== Problem description ==
Copy out the listing that follows, exact in every word, and skip the images.
□ □ □ □
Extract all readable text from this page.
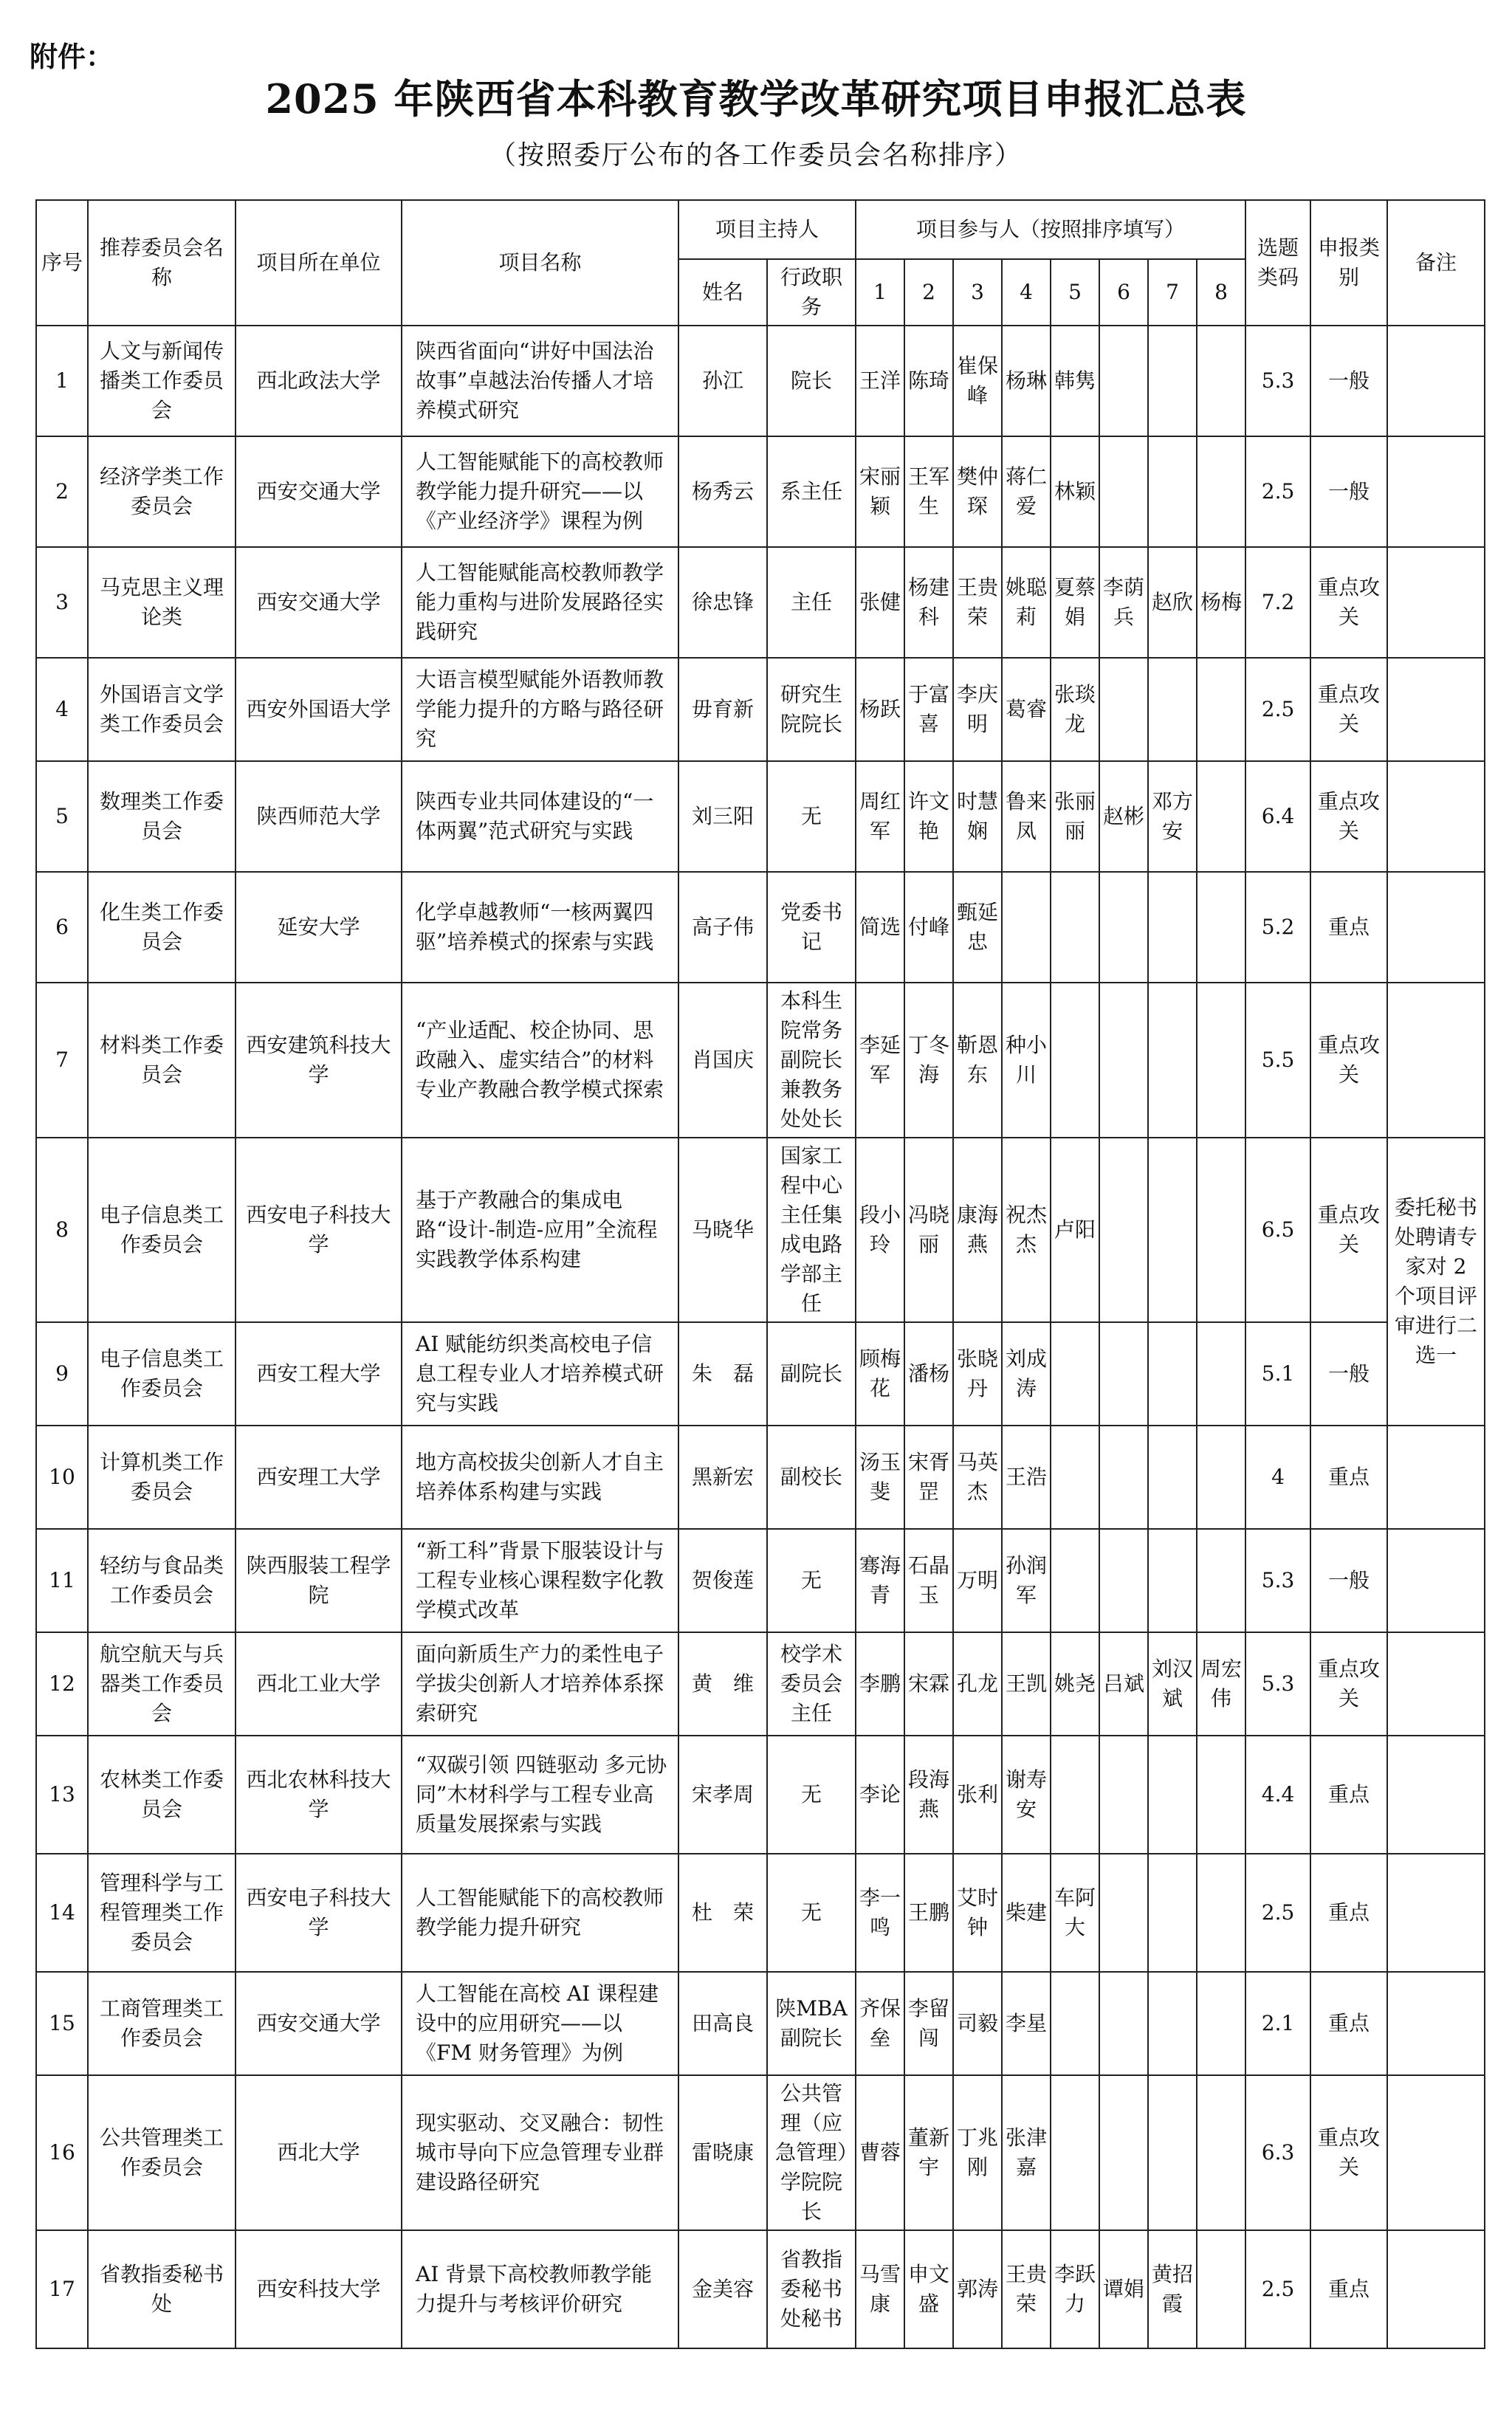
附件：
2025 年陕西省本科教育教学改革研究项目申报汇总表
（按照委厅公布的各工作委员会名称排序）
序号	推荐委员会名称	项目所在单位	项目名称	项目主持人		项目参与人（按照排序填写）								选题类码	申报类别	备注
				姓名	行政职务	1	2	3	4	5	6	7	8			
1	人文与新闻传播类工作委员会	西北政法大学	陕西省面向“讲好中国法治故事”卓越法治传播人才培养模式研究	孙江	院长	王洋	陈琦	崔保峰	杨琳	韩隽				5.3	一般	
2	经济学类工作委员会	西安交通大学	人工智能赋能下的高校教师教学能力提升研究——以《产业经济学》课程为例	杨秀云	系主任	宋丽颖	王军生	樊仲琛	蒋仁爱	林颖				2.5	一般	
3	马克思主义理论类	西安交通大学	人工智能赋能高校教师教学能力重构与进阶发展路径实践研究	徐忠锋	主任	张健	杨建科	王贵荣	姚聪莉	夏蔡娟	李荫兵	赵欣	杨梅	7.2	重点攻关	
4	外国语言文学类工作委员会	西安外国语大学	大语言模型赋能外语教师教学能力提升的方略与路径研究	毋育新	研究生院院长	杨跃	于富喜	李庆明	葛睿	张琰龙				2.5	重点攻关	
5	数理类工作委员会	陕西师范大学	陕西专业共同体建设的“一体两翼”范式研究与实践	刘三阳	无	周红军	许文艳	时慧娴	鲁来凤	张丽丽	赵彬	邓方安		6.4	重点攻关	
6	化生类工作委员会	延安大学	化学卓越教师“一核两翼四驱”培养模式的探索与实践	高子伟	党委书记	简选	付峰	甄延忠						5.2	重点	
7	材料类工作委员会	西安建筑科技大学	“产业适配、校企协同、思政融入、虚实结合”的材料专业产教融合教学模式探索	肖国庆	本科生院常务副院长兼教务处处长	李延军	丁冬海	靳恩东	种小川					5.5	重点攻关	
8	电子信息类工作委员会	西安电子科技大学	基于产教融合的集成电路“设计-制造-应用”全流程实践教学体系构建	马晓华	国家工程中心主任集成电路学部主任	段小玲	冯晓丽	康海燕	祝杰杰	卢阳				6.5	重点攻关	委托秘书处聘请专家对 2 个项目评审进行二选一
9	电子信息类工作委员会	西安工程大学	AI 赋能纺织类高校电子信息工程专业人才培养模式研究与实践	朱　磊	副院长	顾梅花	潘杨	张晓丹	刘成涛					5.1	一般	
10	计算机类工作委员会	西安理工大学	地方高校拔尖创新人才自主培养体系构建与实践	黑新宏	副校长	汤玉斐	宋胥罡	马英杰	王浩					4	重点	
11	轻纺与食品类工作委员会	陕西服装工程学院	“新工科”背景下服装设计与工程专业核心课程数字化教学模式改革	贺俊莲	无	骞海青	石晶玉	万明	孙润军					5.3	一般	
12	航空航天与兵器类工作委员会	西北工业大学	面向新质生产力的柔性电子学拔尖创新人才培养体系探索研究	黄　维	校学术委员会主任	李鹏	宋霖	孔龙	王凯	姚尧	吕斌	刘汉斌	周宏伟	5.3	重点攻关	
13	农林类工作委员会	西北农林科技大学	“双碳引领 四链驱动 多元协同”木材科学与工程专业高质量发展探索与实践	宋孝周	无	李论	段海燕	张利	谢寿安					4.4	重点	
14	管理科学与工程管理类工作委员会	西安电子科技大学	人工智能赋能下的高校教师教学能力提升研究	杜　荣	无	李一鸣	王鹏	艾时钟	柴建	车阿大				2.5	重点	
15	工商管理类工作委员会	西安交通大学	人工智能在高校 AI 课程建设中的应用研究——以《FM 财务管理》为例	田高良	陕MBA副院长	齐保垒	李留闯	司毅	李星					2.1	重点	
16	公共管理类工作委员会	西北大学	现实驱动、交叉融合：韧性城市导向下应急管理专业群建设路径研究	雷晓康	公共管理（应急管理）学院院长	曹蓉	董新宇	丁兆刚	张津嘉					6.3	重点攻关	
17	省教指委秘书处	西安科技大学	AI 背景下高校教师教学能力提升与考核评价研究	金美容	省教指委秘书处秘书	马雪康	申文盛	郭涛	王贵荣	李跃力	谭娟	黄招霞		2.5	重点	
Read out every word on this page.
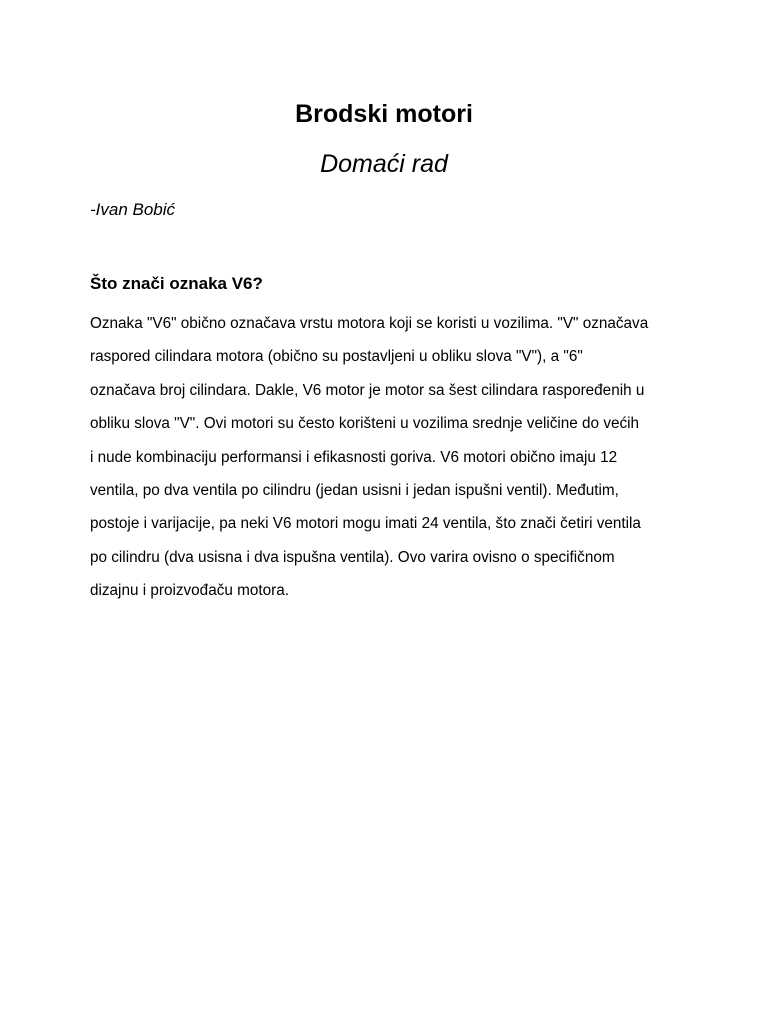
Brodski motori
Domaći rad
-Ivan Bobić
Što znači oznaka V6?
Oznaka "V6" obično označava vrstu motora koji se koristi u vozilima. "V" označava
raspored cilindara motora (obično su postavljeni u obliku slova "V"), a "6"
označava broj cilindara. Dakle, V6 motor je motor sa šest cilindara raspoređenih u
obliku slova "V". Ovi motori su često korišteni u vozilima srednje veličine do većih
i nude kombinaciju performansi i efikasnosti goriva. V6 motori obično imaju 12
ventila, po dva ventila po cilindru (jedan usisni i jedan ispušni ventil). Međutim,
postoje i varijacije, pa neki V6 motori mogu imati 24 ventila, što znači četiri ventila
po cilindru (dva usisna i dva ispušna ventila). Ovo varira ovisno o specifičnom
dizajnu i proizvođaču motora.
□ □ □ □
== Solved exercise ==
Extract all readable text from this page.
附件：
2025 年陕西省本科教育教学改革研究项目申报汇总表
（按照委厅公布的各工作委员会名称排序）
序号	推荐委员会名称	项目所在单位	项目名称	项目主持人		项目参与人（按照排序填写）								选题类码	申报类别	备注
				姓名	行政职务	1	2	3	4	5	6	7	8			
1	人文与新闻传播类工作委员会	西北政法大学	陕西省面向“讲好中国法治故事”卓越法治传播人才培养模式研究	孙江	院长	王洋	陈琦	崔保峰	杨琳	韩隽				5.3	一般	
2	经济学类工作委员会	西安交通大学	人工智能赋能下的高校教师教学能力提升研究——以《产业经济学》课程为例	杨秀云	系主任	宋丽颖	王军生	樊仲琛	蒋仁爱	林颖				2.5	一般	
3	马克思主义理论类	西安交通大学	人工智能赋能高校教师教学能力重构与进阶发展路径实践研究	徐忠锋	主任	张健	杨建科	王贵荣	姚聪莉	夏蔡娟	李荫兵	赵欣	杨梅	7.2	重点攻关	
4	外国语言文学类工作委员会	西安外国语大学	大语言模型赋能外语教师教学能力提升的方略与路径研究	毋育新	研究生院院长	杨跃	于富喜	李庆明	葛睿	张琰龙				2.5	重点攻关	
5	数理类工作委员会	陕西师范大学	陕西专业共同体建设的“一体两翼”范式研究与实践	刘三阳	无	周红军	许文艳	时慧娴	鲁来凤	张丽丽	赵彬	邓方安		6.4	重点攻关	
6	化生类工作委员会	延安大学	化学卓越教师“一核两翼四驱”培养模式的探索与实践	高子伟	党委书记	简选	付峰	甄延忠						5.2	重点	
7	材料类工作委员会	西安建筑科技大学	“产业适配、校企协同、思政融入、虚实结合”的材料专业产教融合教学模式探索	肖国庆	本科生院常务副院长兼教务处处长	李延军	丁冬海	靳恩东	种小川					5.5	重点攻关	
8	电子信息类工作委员会	西安电子科技大学	基于产教融合的集成电路“设计-制造-应用”全流程实践教学体系构建	马晓华	国家工程中心主任集成电路学部主任	段小玲	冯晓丽	康海燕	祝杰杰	卢阳				6.5	重点攻关	委托秘书处聘请专家对 2 个项目评审进行二选一
9	电子信息类工作委员会	西安工程大学	AI 赋能纺织类高校电子信息工程专业人才培养模式研究与实践	朱　磊	副院长	顾梅花	潘杨	张晓丹	刘成涛					5.1	一般	
10	计算机类工作委员会	西安理工大学	地方高校拔尖创新人才自主培养体系构建与实践	黑新宏	副校长	汤玉斐	宋胥罡	马英杰	王浩					4	重点	
11	轻纺与食品类工作委员会	陕西服装工程学院	“新工科”背景下服装设计与工程专业核心课程数字化教学模式改革	贺俊莲	无	骞海青	石晶玉	万明	孙润军					5.3	一般	
12	航空航天与兵器类工作委员会	西北工业大学	面向新质生产力的柔性电子学拔尖创新人才培养体系探索研究	黄　维	校学术委员会主任	李鹏	宋霖	孔龙	王凯	姚尧	吕斌	刘汉斌	周宏伟	5.3	重点攻关	
13	农林类工作委员会	西北农林科技大学	“双碳引领 四链驱动 多元协同”木材科学与工程专业高质量发展探索与实践	宋孝周	无	李论	段海燕	张利	谢寿安					4.4	重点	
14	管理科学与工程管理类工作委员会	西安电子科技大学	人工智能赋能下的高校教师教学能力提升研究	杜　荣	无	李一鸣	王鹏	艾时钟	柴建	车阿大				2.5	重点	
15	工商管理类工作委员会	西安交通大学	人工智能在高校 AI 课程建设中的应用研究——以《FM 财务管理》为例	田高良	陕MBA副院长	齐保垒	李留闯	司毅	李星					2.1	重点	
16	公共管理类工作委员会	西北大学	现实驱动、交叉融合：韧性城市导向下应急管理专业群建设路径研究	雷晓康	公共管理（应急管理）学院院长	曹蓉	董新宇	丁兆刚	张津嘉					6.3	重点攻关	
17	省教指委秘书处	西安科技大学	AI 背景下高校教师教学能力提升与考核评价研究	金美容	省教指委秘书处秘书	马雪康	申文盛	郭涛	王贵荣	李跃力	谭娟	黄招霞		2.5	重点	
Read out every word on this page.
Brodski motori
Domaći rad
-Ivan Bobić
Što znači oznaka V6?
Oznaka "V6" obično označava vrstu motora koji se koristi u vozilima. "V" označava
raspored cilindara motora (obično su postavljeni u obliku slova "V"), a "6"
označava broj cilindara. Dakle, V6 motor je motor sa šest cilindara raspoređenih u
obliku slova "V". Ovi motori su često korišteni u vozilima srednje veličine do većih
i nude kombinaciju performansi i efikasnosti goriva. V6 motori obično imaju 12
ventila, po dva ventila po cilindru (jedan usisni i jedan ispušni ventil). Međutim,
postoje i varijacije, pa neki V6 motori mogu imati 24 ventila, što znači četiri ventila
po cilindru (dva usisna i dva ispušna ventila). Ovo varira ovisno o specifičnom
dizajnu i proizvođaču motora.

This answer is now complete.